The lines to extract begin at the line that contains "Output a JSON" and run through the last line of the listing; reproduce them exactly, minus any pictures.

**** TASK MATERIAL

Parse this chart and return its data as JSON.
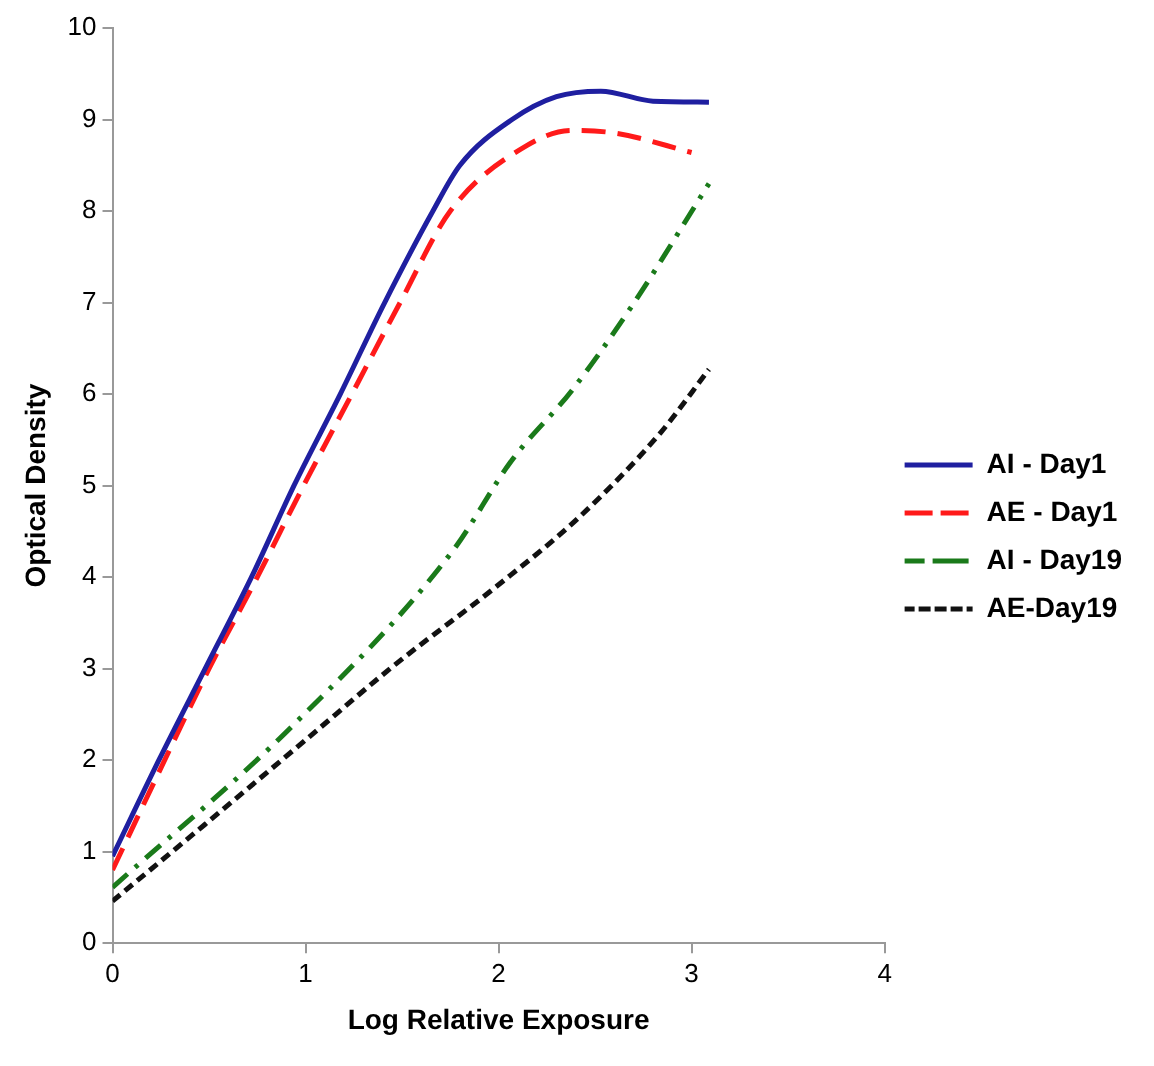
{
  "chart_data": {
    "type": "line",
    "xlabel": "Log Relative Exposure",
    "ylabel": "Optical Density",
    "xlim": [
      0,
      4
    ],
    "xticks": [
      0,
      1,
      2,
      3,
      4
    ],
    "ylim": [
      0,
      10
    ],
    "yticks": [
      0,
      1,
      2,
      3,
      4,
      5,
      6,
      7,
      8,
      9,
      10
    ],
    "grid": false,
    "legend": "right",
    "marker": "none",
    "series": [
      {
        "name": "AI - Day1",
        "color": "#1f1fa0",
        "line_style": "solid",
        "x": [
          0,
          0.24,
          0.48,
          0.72,
          0.94,
          1.18,
          1.41,
          1.66,
          1.8,
          2.07,
          2.3,
          2.53,
          2.8,
          3.09
        ],
        "values": [
          0.95,
          2,
          3,
          4,
          5,
          6,
          7,
          8,
          8.5,
          9,
          9.25,
          9.31,
          9.2,
          9.19
        ]
      },
      {
        "name": "AE - Day1",
        "color": "#ff1a1a",
        "line_style": "dashed",
        "x": [
          0,
          0.27,
          0.5,
          0.75,
          0.99,
          1.24,
          1.49,
          1.75,
          2.15,
          2.38,
          2.61,
          3
        ],
        "values": [
          0.8,
          2,
          3,
          4,
          5,
          6,
          7,
          8,
          8.72,
          8.88,
          8.85,
          8.64
        ]
      },
      {
        "name": "AI - Day19",
        "color": "#1a7a1a",
        "line_style": "dashdot",
        "x": [
          0,
          0.93,
          1.76,
          2.07,
          2.38,
          2.69,
          3.09
        ],
        "values": [
          0.61,
          2.37,
          4.28,
          5.28,
          6.04,
          6.96,
          8.3
        ]
      },
      {
        "name": "AE-Day19",
        "color": "#111111",
        "line_style": "dotted",
        "x": [
          0,
          0.48,
          1,
          1.45,
          1.99,
          2.42,
          2.84,
          3.09
        ],
        "values": [
          0.46,
          1.3,
          2.22,
          3.02,
          3.9,
          4.66,
          5.58,
          6.27
        ]
      }
    ]
  }
}
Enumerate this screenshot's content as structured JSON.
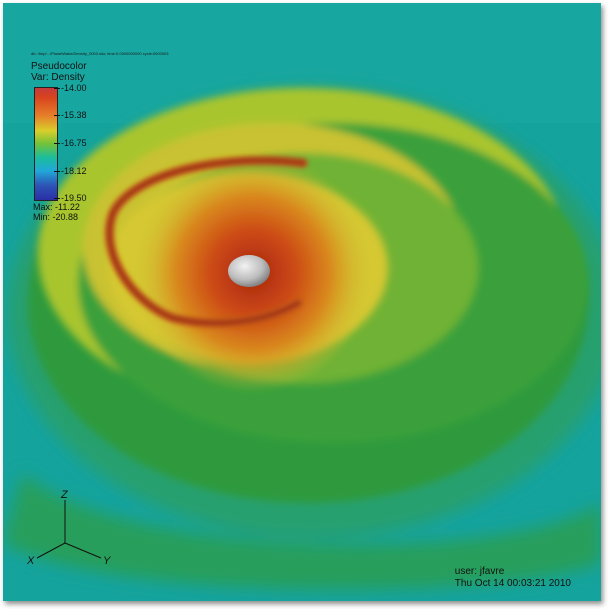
{
  "database_path": "db: /tmp/.../PlanetWake/Density_0003.silo; time:0.0000000000 cycle:0000003",
  "legend": {
    "plot_type": "Pseudocolor",
    "variable": "Var: Density",
    "ticks": [
      "-14.00",
      "-15.38",
      "-16.75",
      "-18.12",
      "-19.50"
    ],
    "max": "Max: -11.22",
    "min": "Min: -20.88"
  },
  "axes": {
    "z": "Z",
    "x": "X",
    "y": "Y"
  },
  "user_info": {
    "user": "user: jfavre",
    "timestamp": "Thu Oct 14 00:03:21 2010"
  }
}
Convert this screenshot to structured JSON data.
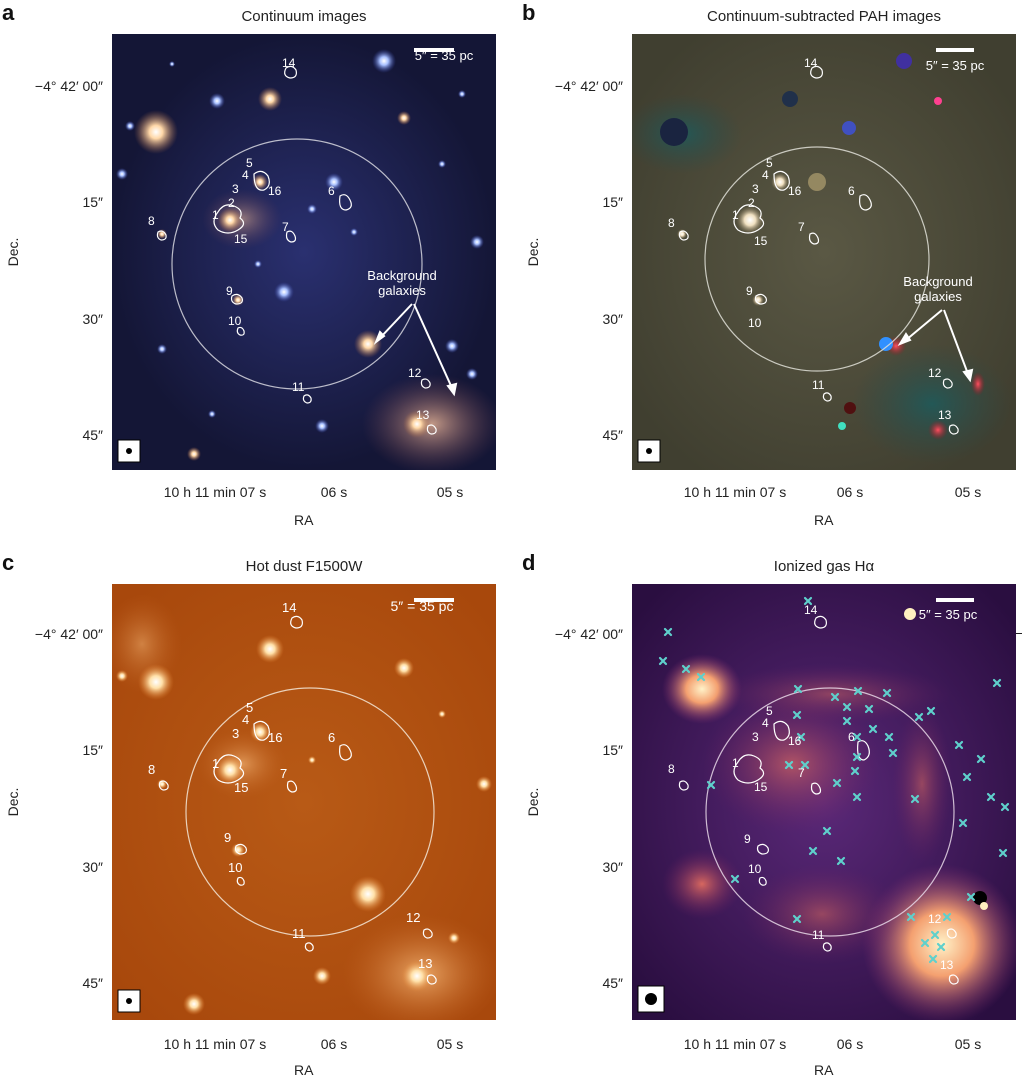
{
  "panels": [
    {
      "label": "a",
      "title": "Continuum images"
    },
    {
      "label": "b",
      "title": "Continuum-subtracted PAH images"
    },
    {
      "label": "c",
      "title": "Hot dust  F1500W"
    },
    {
      "label": "d",
      "title": "Ionized gas Hα"
    }
  ],
  "axes": {
    "x_label": "RA",
    "y_label": "Dec.",
    "x_ticks": [
      "10 h 11 min 07 s",
      "06 s",
      "05 s"
    ],
    "y_ticks": [
      "−4° 42′ 00″",
      "15″",
      "30″",
      "45″"
    ]
  },
  "scale_bar": "5″ = 35 pc",
  "annotation": "Background\ngalaxies",
  "region_labels": [
    "1",
    "2",
    "3",
    "4",
    "5",
    "6",
    "7",
    "8",
    "9",
    "10",
    "11",
    "12",
    "13",
    "14",
    "15",
    "16"
  ],
  "colors": {
    "panel_a_bg": "#1a1c45",
    "panel_b_bg": "#4d4b3a",
    "panel_c_bg": "#b0520f",
    "panel_d_bg": "#3a1550",
    "halpha_marker": "#5fd0cc",
    "contour": "#ffffff"
  }
}
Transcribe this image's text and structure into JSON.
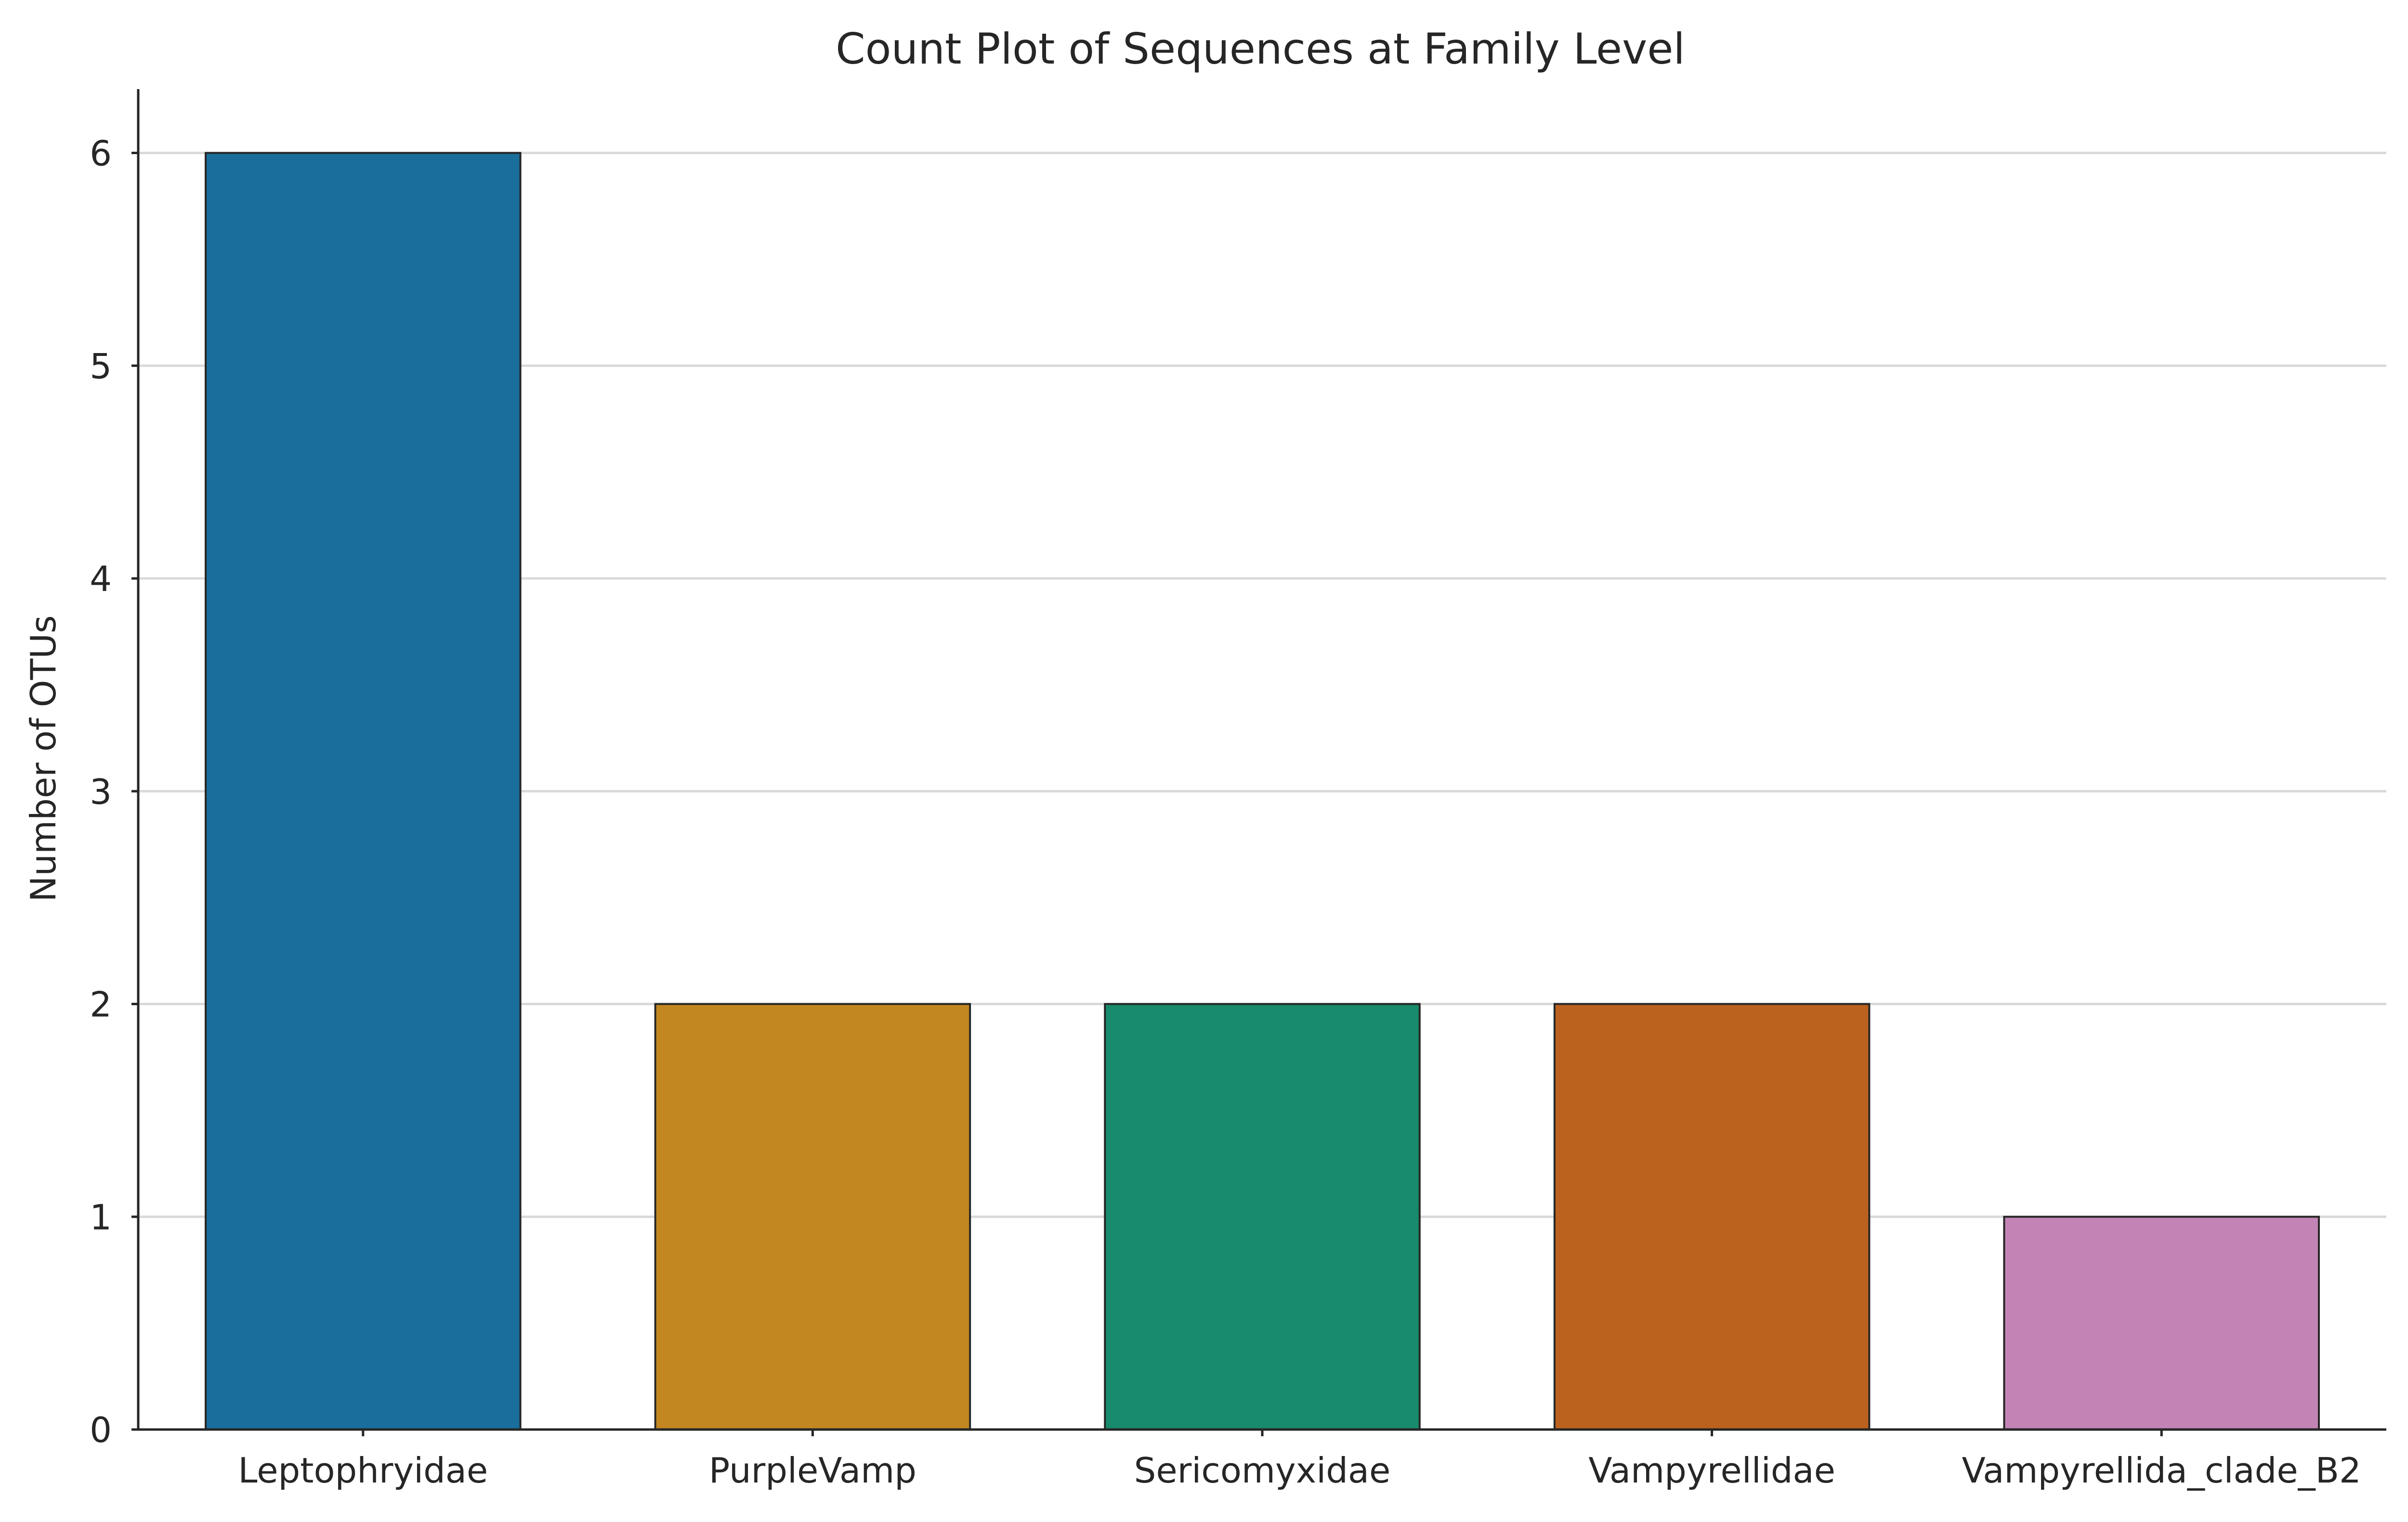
{
  "chart_data": {
    "type": "bar",
    "title": "Count Plot of Sequences at Family Level",
    "xlabel": "",
    "ylabel": "Number of OTUs",
    "categories": [
      "Leptophryidae",
      "PurpleVamp",
      "Sericomyxidae",
      "Vampyrellidae",
      "Vampyrellida_clade_B2"
    ],
    "values": [
      6,
      2,
      2,
      2,
      1
    ],
    "colors": [
      "#1a6e9b",
      "#c28721",
      "#178b6b",
      "#bb621e",
      "#c384b5"
    ],
    "ylim": [
      0,
      6.3
    ],
    "yticks": [
      0,
      1,
      2,
      3,
      4,
      5,
      6
    ],
    "grid": "horizontal",
    "legend": "none"
  }
}
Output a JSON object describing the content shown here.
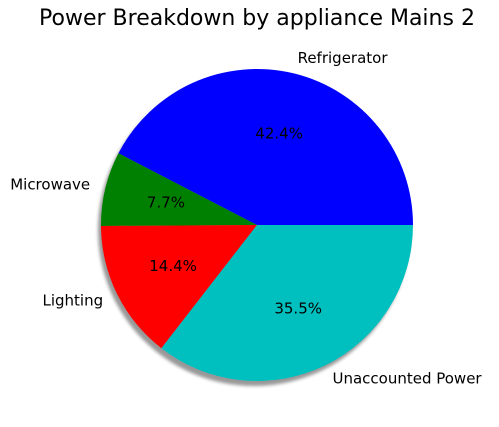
{
  "chart_data": {
    "type": "pie",
    "title": "Power Breakdown by appliance Mains 2",
    "shadow": true,
    "start_angle_deg": 0,
    "direction": "counterclockwise",
    "slices": [
      {
        "label": "Refrigerator",
        "value": 42.4,
        "pct_label": "42.4%",
        "color": "#0000ff"
      },
      {
        "label": "Microwave",
        "value": 7.7,
        "pct_label": "7.7%",
        "color": "#008000"
      },
      {
        "label": "Lighting",
        "value": 14.4,
        "pct_label": "14.4%",
        "color": "#ff0000"
      },
      {
        "label": "Unaccounted Power",
        "value": 35.5,
        "pct_label": "35.5%",
        "color": "#00bfbf"
      }
    ]
  }
}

********

### TASK ANSWER:
Output a JSON object describing the content shown here.
{
  "chart_data": {
    "type": "pie",
    "title": "Power Breakdown by appliance Mains 2",
    "shadow": true,
    "start_angle_deg": 0,
    "direction": "counterclockwise",
    "slices": [
      {
        "label": "Refrigerator",
        "value": 42.4,
        "pct_label": "42.4%",
        "color": "#0000ff"
      },
      {
        "label": "Microwave",
        "value": 7.7,
        "pct_label": "7.7%",
        "color": "#008000"
      },
      {
        "label": "Lighting",
        "value": 14.4,
        "pct_label": "14.4%",
        "color": "#ff0000"
      },
      {
        "label": "Unaccounted Power",
        "value": 35.5,
        "pct_label": "35.5%",
        "color": "#00bfbf"
      }
    ]
  }
}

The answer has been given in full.